- **Task requirements**
Retype all of the entries word for word.
□ □ □ □ □
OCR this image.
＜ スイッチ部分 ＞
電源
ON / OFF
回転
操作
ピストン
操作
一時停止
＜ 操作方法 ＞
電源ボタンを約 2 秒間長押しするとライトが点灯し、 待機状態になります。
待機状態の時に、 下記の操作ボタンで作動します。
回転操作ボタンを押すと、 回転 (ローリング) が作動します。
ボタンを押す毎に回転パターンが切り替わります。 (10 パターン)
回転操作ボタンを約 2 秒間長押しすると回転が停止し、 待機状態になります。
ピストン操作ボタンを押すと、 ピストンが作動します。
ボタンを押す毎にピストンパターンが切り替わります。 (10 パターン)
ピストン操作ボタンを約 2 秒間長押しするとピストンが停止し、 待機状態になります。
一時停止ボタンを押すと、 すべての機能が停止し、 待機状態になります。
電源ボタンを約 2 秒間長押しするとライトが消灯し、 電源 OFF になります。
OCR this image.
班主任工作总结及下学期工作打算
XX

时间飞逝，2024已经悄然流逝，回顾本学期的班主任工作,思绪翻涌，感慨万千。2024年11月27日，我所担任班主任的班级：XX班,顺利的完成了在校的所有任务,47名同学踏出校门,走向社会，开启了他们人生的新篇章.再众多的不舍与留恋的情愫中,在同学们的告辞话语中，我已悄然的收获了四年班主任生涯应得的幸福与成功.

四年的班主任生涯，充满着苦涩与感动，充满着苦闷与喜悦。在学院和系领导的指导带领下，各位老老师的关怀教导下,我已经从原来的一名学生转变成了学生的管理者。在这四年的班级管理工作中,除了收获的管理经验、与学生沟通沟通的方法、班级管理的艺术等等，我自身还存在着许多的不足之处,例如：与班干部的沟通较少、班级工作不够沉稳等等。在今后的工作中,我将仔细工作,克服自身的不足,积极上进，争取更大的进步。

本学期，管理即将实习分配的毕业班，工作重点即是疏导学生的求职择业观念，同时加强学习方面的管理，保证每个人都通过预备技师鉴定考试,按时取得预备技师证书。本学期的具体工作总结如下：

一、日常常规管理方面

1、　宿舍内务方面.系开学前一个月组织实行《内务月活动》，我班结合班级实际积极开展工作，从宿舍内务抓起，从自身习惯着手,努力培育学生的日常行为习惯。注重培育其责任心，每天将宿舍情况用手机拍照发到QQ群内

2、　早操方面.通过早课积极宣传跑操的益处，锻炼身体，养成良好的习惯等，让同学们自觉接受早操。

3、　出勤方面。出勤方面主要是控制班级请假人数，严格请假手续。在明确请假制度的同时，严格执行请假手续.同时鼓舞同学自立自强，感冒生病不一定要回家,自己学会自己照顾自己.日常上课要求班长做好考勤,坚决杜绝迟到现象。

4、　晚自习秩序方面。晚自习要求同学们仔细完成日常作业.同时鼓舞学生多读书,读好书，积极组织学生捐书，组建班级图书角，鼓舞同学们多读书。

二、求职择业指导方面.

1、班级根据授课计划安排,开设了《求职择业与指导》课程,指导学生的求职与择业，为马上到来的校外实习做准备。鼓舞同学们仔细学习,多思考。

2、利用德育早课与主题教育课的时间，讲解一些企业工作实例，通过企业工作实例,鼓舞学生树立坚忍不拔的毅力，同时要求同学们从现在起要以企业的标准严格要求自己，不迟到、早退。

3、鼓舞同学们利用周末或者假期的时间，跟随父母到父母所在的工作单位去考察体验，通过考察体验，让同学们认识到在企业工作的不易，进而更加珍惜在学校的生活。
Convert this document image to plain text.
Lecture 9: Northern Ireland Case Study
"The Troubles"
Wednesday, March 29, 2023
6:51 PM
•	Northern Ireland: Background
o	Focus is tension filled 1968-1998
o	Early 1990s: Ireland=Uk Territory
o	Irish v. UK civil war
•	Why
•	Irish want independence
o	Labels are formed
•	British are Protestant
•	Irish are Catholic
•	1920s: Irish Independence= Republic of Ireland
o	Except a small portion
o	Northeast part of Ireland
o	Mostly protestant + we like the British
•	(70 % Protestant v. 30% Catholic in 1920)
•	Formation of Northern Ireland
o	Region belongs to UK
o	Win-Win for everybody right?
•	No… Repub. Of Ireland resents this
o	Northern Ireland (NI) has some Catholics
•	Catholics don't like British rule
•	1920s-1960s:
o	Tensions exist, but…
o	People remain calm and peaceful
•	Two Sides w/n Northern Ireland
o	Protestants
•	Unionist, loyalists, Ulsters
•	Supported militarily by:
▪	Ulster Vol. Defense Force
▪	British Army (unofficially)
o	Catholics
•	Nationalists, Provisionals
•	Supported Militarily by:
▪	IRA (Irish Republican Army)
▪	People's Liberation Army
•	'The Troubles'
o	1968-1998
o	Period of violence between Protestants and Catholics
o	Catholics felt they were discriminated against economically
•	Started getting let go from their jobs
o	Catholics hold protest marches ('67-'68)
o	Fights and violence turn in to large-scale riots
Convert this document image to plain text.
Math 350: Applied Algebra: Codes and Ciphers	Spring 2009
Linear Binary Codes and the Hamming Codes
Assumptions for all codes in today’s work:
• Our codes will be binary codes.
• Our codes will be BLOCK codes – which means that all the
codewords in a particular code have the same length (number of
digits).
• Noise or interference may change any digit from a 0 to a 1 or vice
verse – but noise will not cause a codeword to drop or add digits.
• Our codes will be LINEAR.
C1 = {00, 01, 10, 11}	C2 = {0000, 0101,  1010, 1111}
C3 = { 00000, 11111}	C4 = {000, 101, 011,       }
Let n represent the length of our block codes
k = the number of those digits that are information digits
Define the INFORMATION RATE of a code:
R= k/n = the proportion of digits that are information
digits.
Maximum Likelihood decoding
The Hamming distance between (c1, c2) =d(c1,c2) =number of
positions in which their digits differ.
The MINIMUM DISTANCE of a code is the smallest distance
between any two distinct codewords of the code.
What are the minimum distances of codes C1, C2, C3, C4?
□ □ □ □ □
- **Response**
OCR this image.
＜ スイッチ部分 ＞
電源
ON / OFF
回転
操作
ピストン
操作
一時停止
＜ 操作方法 ＞
電源ボタンを約 2 秒間長押しするとライトが点灯し、 待機状態になります。
待機状態の時に、 下記の操作ボタンで作動します。
回転操作ボタンを押すと、 回転 (ローリング) が作動します。
ボタンを押す毎に回転パターンが切り替わります。 (10 パターン)
回転操作ボタンを約 2 秒間長押しすると回転が停止し、 待機状態になります。
ピストン操作ボタンを押すと、 ピストンが作動します。
ボタンを押す毎にピストンパターンが切り替わります。 (10 パターン)
ピストン操作ボタンを約 2 秒間長押しするとピストンが停止し、 待機状態になります。
一時停止ボタンを押すと、 すべての機能が停止し、 待機状態になります。
電源ボタンを約 2 秒間長押しするとライトが消灯し、 電源 OFF になります。
OCR this image.
班主任工作总结及下学期工作打算
XX

时间飞逝，2024已经悄然流逝，回顾本学期的班主任工作,思绪翻涌，感慨万千。2024年11月27日，我所担任班主任的班级：XX班,顺利的完成了在校的所有任务,47名同学踏出校门,走向社会，开启了他们人生的新篇章.再众多的不舍与留恋的情愫中,在同学们的告辞话语中，我已悄然的收获了四年班主任生涯应得的幸福与成功.

四年的班主任生涯，充满着苦涩与感动，充满着苦闷与喜悦。在学院和系领导的指导带领下，各位老老师的关怀教导下,我已经从原来的一名学生转变成了学生的管理者。在这四年的班级管理工作中,除了收获的管理经验、与学生沟通沟通的方法、班级管理的艺术等等，我自身还存在着许多的不足之处,例如：与班干部的沟通较少、班级工作不够沉稳等等。在今后的工作中,我将仔细工作,克服自身的不足,积极上进，争取更大的进步。

本学期，管理即将实习分配的毕业班，工作重点即是疏导学生的求职择业观念，同时加强学习方面的管理，保证每个人都通过预备技师鉴定考试,按时取得预备技师证书。本学期的具体工作总结如下：

一、日常常规管理方面

1、　宿舍内务方面.系开学前一个月组织实行《内务月活动》，我班结合班级实际积极开展工作，从宿舍内务抓起，从自身习惯着手,努力培育学生的日常行为习惯。注重培育其责任心，每天将宿舍情况用手机拍照发到QQ群内

2、　早操方面.通过早课积极宣传跑操的益处，锻炼身体，养成良好的习惯等，让同学们自觉接受早操。

3、　出勤方面。出勤方面主要是控制班级请假人数，严格请假手续。在明确请假制度的同时，严格执行请假手续.同时鼓舞同学自立自强，感冒生病不一定要回家,自己学会自己照顾自己.日常上课要求班长做好考勤,坚决杜绝迟到现象。

4、　晚自习秩序方面。晚自习要求同学们仔细完成日常作业.同时鼓舞学生多读书,读好书，积极组织学生捐书，组建班级图书角，鼓舞同学们多读书。

二、求职择业指导方面.

1、班级根据授课计划安排,开设了《求职择业与指导》课程,指导学生的求职与择业，为马上到来的校外实习做准备。鼓舞同学们仔细学习,多思考。

2、利用德育早课与主题教育课的时间，讲解一些企业工作实例，通过企业工作实例,鼓舞学生树立坚忍不拔的毅力，同时要求同学们从现在起要以企业的标准严格要求自己，不迟到、早退。

3、鼓舞同学们利用周末或者假期的时间，跟随父母到父母所在的工作单位去考察体验，通过考察体验，让同学们认识到在企业工作的不易，进而更加珍惜在学校的生活。
Convert this document image to plain text.
Lecture 9: Northern Ireland Case Study
"The Troubles"
Wednesday, March 29, 2023
6:51 PM
•	Northern Ireland: Background
o	Focus is tension filled 1968-1998
o	Early 1990s: Ireland=Uk Territory
o	Irish v. UK civil war
•	Why
•	Irish want independence
o	Labels are formed
•	British are Protestant
•	Irish are Catholic
•	1920s: Irish Independence= Republic of Ireland
o	Except a small portion
o	Northeast part of Ireland
o	Mostly protestant + we like the British
•	(70 % Protestant v. 30% Catholic in 1920)
•	Formation of Northern Ireland
o	Region belongs to UK
o	Win-Win for everybody right?
•	No… Repub. Of Ireland resents this
o	Northern Ireland (NI) has some Catholics
•	Catholics don't like British rule
•	1920s-1960s:
o	Tensions exist, but…
o	People remain calm and peaceful
•	Two Sides w/n Northern Ireland
o	Protestants
•	Unionist, loyalists, Ulsters
•	Supported militarily by:
▪	Ulster Vol. Defense Force
▪	British Army (unofficially)
o	Catholics
•	Nationalists, Provisionals
•	Supported Militarily by:
▪	IRA (Irish Republican Army)
▪	People's Liberation Army
•	'The Troubles'
o	1968-1998
o	Period of violence between Protestants and Catholics
o	Catholics felt they were discriminated against economically
•	Started getting let go from their jobs
o	Catholics hold protest marches ('67-'68)
o	Fights and violence turn in to large-scale riots
Convert this document image to plain text.
Math 350: Applied Algebra: Codes and Ciphers	Spring 2009
Linear Binary Codes and the Hamming Codes
Assumptions for all codes in today’s work:
• Our codes will be binary codes.
• Our codes will be BLOCK codes – which means that all the
codewords in a particular code have the same length (number of
digits).
• Noise or interference may change any digit from a 0 to a 1 or vice
verse – but noise will not cause a codeword to drop or add digits.
• Our codes will be LINEAR.
C1 = {00, 01, 10, 11}	C2 = {0000, 0101,  1010, 1111}
C3 = { 00000, 11111}	C4 = {000, 101, 011,       }
Let n represent the length of our block codes
k = the number of those digits that are information digits
Define the INFORMATION RATE of a code:
R= k/n = the proportion of digits that are information
digits.
Maximum Likelihood decoding
The Hamming distance between (c1, c2) =d(c1,c2) =number of
positions in which their digits differ.
The MINIMUM DISTANCE of a code is the smallest distance
between any two distinct codewords of the code.
What are the minimum distances of codes C1, C2, C3, C4?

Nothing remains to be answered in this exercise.